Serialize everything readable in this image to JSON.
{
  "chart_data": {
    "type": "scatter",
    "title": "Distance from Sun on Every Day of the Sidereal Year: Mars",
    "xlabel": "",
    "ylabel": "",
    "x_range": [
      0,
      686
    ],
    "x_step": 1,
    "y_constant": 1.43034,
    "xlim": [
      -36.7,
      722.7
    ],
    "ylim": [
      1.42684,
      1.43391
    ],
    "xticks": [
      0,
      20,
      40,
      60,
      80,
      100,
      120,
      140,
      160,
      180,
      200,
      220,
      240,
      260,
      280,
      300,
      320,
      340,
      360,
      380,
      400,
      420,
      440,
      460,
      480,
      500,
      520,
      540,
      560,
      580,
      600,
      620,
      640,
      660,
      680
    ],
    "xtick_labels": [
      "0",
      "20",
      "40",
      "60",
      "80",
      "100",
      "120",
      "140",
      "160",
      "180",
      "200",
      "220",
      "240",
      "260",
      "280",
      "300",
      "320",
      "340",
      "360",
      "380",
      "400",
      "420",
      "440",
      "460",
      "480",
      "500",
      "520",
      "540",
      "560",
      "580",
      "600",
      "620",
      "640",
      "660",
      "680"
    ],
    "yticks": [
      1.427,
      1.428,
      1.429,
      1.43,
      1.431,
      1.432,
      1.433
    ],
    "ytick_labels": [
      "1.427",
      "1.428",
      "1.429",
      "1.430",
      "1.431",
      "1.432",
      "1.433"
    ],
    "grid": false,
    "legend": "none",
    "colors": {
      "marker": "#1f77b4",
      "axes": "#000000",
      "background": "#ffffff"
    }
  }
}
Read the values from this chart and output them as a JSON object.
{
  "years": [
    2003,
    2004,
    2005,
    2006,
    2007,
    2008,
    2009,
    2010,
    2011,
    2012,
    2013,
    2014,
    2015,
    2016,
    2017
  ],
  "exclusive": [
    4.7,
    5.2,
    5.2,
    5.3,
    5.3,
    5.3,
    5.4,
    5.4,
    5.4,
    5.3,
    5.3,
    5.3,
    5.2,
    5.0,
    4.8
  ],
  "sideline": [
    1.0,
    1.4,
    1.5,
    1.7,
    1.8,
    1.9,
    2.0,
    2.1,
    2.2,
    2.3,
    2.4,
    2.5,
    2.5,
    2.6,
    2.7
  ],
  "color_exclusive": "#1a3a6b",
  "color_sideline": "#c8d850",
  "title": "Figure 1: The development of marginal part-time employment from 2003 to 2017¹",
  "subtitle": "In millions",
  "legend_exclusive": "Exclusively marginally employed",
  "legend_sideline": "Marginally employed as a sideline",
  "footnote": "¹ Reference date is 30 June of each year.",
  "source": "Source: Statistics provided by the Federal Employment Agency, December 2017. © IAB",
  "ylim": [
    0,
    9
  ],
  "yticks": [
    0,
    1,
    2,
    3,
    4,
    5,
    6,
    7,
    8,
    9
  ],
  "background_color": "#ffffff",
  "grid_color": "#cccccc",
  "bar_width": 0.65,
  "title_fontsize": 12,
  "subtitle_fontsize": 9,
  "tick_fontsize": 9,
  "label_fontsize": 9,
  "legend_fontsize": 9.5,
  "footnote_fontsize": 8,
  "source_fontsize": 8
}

EXERCISE
All of the entries above need to be reproduced exactly.

RESULT OF THE TASK
Serialize everything readable in this image to JSON.
{
  "chart_data": {
    "type": "scatter",
    "title": "Distance from Sun on Every Day of the Sidereal Year: Mars",
    "xlabel": "",
    "ylabel": "",
    "x_range": [
      0,
      686
    ],
    "x_step": 1,
    "y_constant": 1.43034,
    "xlim": [
      -36.7,
      722.7
    ],
    "ylim": [
      1.42684,
      1.43391
    ],
    "xticks": [
      0,
      20,
      40,
      60,
      80,
      100,
      120,
      140,
      160,
      180,
      200,
      220,
      240,
      260,
      280,
      300,
      320,
      340,
      360,
      380,
      400,
      420,
      440,
      460,
      480,
      500,
      520,
      540,
      560,
      580,
      600,
      620,
      640,
      660,
      680
    ],
    "xtick_labels": [
      "0",
      "20",
      "40",
      "60",
      "80",
      "100",
      "120",
      "140",
      "160",
      "180",
      "200",
      "220",
      "240",
      "260",
      "280",
      "300",
      "320",
      "340",
      "360",
      "380",
      "400",
      "420",
      "440",
      "460",
      "480",
      "500",
      "520",
      "540",
      "560",
      "580",
      "600",
      "620",
      "640",
      "660",
      "680"
    ],
    "yticks": [
      1.427,
      1.428,
      1.429,
      1.43,
      1.431,
      1.432,
      1.433
    ],
    "ytick_labels": [
      "1.427",
      "1.428",
      "1.429",
      "1.430",
      "1.431",
      "1.432",
      "1.433"
    ],
    "grid": false,
    "legend": "none",
    "colors": {
      "marker": "#1f77b4",
      "axes": "#000000",
      "background": "#ffffff"
    }
  }
}
Read the values from this chart and output them as a JSON object.
{
  "years": [
    2003,
    2004,
    2005,
    2006,
    2007,
    2008,
    2009,
    2010,
    2011,
    2012,
    2013,
    2014,
    2015,
    2016,
    2017
  ],
  "exclusive": [
    4.7,
    5.2,
    5.2,
    5.3,
    5.3,
    5.3,
    5.4,
    5.4,
    5.4,
    5.3,
    5.3,
    5.3,
    5.2,
    5.0,
    4.8
  ],
  "sideline": [
    1.0,
    1.4,
    1.5,
    1.7,
    1.8,
    1.9,
    2.0,
    2.1,
    2.2,
    2.3,
    2.4,
    2.5,
    2.5,
    2.6,
    2.7
  ],
  "color_exclusive": "#1a3a6b",
  "color_sideline": "#c8d850",
  "title": "Figure 1: The development of marginal part-time employment from 2003 to 2017¹",
  "subtitle": "In millions",
  "legend_exclusive": "Exclusively marginally employed",
  "legend_sideline": "Marginally employed as a sideline",
  "footnote": "¹ Reference date is 30 June of each year.",
  "source": "Source: Statistics provided by the Federal Employment Agency, December 2017. © IAB",
  "ylim": [
    0,
    9
  ],
  "yticks": [
    0,
    1,
    2,
    3,
    4,
    5,
    6,
    7,
    8,
    9
  ],
  "background_color": "#ffffff",
  "grid_color": "#cccccc",
  "bar_width": 0.65,
  "title_fontsize": 12,
  "subtitle_fontsize": 9,
  "tick_fontsize": 9,
  "label_fontsize": 9,
  "legend_fontsize": 9.5,
  "footnote_fontsize": 8,
  "source_fontsize": 8
}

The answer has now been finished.